*WHAT TO DO*
Return only the number of lines that hold "left".

[START PROVIDED INFORMATION]

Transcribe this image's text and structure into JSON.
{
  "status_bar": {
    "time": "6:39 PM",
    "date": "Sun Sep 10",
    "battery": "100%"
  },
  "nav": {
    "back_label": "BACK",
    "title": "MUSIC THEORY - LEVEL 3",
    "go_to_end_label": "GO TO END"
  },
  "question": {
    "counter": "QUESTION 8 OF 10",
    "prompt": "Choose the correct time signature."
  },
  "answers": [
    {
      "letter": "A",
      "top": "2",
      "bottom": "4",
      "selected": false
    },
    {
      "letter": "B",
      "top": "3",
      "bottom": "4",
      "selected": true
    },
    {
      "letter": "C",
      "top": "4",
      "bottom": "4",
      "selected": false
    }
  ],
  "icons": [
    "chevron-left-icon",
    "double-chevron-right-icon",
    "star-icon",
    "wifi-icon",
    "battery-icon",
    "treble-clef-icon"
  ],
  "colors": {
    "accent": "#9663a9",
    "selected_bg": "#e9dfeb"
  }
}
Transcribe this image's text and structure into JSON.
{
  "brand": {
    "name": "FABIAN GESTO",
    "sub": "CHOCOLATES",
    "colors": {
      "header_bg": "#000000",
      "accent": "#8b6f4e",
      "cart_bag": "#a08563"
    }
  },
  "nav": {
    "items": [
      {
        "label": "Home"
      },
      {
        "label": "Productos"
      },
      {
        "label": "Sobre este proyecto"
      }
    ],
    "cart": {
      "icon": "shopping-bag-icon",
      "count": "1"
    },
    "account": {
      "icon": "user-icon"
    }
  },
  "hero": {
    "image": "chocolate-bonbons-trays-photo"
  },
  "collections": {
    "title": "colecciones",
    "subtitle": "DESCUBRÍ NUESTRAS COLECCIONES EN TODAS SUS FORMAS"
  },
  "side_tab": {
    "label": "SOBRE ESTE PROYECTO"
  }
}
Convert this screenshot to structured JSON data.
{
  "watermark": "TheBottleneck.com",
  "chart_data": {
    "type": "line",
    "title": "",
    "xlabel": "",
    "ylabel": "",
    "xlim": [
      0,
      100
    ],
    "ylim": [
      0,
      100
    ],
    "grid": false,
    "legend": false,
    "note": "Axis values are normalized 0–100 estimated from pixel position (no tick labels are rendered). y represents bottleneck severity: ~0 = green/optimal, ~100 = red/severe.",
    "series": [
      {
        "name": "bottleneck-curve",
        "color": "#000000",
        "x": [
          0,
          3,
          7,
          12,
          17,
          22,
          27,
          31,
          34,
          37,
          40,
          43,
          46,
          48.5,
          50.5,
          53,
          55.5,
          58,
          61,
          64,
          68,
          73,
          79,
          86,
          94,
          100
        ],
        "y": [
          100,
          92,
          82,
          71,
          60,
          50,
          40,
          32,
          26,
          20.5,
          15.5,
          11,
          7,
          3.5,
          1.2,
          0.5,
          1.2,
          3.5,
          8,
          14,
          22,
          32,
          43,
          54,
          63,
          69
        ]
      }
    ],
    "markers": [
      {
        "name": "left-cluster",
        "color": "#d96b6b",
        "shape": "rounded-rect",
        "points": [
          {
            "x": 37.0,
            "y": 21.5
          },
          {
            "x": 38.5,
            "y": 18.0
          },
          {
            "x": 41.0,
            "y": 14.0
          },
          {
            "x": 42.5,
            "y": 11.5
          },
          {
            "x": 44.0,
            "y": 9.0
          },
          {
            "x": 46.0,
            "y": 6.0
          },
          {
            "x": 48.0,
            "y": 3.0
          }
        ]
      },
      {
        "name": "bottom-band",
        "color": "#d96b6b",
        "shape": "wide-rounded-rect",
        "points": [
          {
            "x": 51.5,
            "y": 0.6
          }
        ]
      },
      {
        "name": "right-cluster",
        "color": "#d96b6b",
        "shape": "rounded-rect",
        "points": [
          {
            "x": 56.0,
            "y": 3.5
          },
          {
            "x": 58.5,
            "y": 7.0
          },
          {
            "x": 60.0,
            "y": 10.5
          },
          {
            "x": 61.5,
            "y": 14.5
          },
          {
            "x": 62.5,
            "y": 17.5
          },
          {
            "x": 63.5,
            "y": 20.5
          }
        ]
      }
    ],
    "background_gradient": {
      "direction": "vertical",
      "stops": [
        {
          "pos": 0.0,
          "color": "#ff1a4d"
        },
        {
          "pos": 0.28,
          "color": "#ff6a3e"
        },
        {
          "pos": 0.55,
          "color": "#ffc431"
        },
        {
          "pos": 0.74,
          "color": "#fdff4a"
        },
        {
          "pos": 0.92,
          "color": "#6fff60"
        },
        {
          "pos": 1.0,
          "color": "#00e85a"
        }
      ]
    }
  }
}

[END PROVIDED INFORMATION]

*EXPECTED ANSWER*
2